# What is required
Which lines hold the word "ChemDiv"? Copy each of them from the material.

(begin)

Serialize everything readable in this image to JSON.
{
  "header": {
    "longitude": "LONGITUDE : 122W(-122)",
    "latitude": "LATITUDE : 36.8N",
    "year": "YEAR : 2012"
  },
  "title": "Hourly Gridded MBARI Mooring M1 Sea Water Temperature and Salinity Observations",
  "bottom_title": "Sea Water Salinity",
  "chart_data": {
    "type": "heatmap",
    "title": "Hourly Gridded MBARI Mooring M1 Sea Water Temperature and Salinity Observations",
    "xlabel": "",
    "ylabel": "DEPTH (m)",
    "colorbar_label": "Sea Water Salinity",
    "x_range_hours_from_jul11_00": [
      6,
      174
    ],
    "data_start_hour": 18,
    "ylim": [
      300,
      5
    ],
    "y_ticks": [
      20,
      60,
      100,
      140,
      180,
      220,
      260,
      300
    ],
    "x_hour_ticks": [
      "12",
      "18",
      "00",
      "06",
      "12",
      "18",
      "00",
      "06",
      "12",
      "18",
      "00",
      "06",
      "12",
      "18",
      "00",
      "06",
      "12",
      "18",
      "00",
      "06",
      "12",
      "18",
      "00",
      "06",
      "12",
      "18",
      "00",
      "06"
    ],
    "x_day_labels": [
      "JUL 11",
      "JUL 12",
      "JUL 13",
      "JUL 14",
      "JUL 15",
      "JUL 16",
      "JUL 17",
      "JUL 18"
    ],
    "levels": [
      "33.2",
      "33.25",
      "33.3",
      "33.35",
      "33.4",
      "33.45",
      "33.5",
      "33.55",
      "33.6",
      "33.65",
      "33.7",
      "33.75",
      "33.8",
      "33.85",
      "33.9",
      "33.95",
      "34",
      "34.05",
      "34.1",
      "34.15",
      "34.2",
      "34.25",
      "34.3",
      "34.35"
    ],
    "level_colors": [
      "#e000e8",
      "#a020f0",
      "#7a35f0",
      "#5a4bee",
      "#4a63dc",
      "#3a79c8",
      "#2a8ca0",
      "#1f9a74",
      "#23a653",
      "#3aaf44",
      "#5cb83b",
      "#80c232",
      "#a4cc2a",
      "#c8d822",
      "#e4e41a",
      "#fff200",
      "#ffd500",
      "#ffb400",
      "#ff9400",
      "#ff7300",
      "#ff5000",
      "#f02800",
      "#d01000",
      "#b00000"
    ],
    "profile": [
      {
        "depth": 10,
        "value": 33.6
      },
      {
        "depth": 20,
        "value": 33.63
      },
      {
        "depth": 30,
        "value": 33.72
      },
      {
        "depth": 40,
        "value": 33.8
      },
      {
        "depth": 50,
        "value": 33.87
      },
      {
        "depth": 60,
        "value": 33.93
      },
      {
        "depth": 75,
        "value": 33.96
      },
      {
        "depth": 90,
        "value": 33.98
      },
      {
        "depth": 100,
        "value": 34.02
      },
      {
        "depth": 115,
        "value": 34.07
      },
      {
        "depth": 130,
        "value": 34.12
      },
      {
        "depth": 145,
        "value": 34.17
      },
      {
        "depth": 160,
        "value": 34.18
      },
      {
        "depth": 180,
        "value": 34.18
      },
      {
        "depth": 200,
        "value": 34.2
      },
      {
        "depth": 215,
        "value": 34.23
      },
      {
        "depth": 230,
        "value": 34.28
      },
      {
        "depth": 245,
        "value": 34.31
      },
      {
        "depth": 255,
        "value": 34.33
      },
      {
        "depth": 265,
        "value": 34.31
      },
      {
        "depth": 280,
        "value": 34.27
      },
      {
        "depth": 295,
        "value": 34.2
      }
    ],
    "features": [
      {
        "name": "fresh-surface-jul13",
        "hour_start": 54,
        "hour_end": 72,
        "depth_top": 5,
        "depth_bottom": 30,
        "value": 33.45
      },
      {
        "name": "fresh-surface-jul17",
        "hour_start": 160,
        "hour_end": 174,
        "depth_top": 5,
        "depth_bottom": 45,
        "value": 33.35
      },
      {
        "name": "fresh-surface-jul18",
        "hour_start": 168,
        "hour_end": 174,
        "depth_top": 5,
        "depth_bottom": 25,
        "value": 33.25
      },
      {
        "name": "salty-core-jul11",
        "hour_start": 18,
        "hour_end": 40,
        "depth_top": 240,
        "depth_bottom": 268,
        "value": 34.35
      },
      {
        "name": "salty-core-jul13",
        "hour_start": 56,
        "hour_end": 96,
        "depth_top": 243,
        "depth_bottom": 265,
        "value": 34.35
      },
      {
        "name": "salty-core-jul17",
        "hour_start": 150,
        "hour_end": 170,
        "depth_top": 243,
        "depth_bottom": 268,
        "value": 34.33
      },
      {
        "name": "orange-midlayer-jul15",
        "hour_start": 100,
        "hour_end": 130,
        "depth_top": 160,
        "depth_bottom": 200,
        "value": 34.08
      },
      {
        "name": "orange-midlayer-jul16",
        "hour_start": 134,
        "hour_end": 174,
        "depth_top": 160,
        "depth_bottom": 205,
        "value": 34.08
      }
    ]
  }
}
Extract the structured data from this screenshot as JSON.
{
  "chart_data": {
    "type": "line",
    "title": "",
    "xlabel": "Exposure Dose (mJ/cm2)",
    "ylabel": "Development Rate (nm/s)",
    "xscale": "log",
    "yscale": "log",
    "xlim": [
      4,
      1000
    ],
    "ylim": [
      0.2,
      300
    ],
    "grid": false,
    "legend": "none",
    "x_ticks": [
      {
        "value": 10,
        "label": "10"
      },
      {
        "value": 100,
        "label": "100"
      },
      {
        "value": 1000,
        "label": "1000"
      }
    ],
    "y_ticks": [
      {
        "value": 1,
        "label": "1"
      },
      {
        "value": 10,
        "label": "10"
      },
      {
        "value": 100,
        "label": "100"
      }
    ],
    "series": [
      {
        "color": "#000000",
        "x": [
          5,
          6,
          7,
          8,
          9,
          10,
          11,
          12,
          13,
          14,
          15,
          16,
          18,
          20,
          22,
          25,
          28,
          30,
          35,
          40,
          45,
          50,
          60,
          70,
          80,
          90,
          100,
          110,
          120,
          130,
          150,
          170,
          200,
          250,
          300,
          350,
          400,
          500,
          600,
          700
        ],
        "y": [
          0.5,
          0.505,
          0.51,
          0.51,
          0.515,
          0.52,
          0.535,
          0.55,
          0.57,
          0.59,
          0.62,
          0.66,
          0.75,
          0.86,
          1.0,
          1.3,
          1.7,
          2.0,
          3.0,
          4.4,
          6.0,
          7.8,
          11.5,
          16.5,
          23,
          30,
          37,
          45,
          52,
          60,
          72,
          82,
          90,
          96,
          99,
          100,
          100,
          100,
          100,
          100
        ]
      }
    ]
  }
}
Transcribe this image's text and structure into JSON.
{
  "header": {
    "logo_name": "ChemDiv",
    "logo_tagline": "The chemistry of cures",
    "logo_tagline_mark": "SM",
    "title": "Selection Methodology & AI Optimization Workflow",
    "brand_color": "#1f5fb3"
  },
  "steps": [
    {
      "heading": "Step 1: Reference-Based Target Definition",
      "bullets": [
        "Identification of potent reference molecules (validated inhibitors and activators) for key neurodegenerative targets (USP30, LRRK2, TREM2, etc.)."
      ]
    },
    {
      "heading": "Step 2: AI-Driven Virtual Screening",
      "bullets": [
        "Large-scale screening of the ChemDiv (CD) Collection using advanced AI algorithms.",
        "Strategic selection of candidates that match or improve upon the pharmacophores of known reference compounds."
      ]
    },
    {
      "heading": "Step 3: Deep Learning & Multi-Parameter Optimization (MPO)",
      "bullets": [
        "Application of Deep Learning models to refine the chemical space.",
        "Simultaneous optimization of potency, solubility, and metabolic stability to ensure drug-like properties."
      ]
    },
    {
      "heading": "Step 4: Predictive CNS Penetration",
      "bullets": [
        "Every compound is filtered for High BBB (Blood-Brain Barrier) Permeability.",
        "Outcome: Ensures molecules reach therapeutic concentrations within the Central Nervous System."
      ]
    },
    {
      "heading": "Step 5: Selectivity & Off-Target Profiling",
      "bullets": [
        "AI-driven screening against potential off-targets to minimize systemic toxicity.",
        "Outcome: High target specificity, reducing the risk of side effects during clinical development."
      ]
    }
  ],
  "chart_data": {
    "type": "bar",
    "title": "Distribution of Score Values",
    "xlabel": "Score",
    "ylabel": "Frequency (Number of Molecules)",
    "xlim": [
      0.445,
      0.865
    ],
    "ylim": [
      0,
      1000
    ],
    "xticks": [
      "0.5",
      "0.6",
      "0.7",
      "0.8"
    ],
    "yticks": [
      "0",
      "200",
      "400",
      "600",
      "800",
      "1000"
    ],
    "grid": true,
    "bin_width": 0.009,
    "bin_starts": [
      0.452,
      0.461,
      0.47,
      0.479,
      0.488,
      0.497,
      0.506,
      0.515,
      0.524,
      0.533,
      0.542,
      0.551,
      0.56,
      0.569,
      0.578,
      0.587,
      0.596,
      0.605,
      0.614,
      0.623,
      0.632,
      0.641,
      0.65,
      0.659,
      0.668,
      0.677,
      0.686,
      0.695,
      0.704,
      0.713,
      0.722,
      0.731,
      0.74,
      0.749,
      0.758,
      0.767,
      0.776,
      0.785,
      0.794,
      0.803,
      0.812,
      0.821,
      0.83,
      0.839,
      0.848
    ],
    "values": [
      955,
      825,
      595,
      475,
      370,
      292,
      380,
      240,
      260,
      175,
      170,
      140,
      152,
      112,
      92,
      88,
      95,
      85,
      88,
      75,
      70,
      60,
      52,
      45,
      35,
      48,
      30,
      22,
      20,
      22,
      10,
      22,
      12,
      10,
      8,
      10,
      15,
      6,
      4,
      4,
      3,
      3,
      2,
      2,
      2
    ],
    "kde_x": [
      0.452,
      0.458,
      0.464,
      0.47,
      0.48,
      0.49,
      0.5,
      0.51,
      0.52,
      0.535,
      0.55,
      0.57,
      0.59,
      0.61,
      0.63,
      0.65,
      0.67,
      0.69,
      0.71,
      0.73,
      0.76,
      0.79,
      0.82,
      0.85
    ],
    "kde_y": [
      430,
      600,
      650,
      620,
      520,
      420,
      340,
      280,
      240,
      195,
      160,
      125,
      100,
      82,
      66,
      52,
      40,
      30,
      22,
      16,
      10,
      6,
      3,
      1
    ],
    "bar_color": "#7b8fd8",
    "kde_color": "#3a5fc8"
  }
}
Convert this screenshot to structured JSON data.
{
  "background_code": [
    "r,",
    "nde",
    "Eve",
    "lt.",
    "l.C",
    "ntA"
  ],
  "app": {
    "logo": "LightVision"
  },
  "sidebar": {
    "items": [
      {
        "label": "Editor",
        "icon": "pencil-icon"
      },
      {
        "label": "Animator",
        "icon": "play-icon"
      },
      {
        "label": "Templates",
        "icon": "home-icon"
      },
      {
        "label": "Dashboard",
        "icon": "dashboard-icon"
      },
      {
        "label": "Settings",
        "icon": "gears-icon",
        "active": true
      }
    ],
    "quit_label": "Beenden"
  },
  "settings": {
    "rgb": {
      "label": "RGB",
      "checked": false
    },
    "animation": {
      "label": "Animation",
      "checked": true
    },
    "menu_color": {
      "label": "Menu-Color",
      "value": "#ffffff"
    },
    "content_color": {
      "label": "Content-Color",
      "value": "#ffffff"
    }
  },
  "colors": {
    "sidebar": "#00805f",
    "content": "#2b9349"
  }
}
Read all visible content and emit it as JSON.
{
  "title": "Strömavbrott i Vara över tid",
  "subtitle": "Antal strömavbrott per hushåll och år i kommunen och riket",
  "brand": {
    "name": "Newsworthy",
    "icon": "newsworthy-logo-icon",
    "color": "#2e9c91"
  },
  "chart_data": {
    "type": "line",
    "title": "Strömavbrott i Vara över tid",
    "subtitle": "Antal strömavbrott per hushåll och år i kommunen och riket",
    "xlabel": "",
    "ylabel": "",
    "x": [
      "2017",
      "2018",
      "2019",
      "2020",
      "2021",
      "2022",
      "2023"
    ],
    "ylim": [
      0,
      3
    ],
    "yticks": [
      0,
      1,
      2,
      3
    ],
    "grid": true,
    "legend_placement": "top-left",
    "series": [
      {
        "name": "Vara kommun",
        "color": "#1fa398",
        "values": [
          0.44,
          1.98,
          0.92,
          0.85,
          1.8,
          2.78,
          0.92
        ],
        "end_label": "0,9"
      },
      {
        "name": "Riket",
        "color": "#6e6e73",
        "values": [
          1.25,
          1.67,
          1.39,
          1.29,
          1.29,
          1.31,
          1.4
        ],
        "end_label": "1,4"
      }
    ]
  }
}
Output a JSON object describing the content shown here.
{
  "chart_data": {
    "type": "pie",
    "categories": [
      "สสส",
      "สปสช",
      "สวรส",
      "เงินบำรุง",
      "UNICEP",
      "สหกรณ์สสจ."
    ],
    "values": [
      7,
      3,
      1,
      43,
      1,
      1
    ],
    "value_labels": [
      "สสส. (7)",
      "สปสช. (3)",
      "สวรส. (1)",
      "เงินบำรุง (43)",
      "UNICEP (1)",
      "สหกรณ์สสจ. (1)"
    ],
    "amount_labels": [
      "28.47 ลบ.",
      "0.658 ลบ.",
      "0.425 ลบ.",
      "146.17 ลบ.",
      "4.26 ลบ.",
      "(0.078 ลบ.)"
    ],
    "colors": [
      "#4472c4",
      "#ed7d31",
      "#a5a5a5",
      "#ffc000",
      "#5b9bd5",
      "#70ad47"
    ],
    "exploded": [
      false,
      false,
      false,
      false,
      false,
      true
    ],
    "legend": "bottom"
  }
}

(end)

# Final result
    "logo_name": "ChemDiv",
        "Large-scale screening of the ChemDiv (CD) Collection using advanced AI algorithms.",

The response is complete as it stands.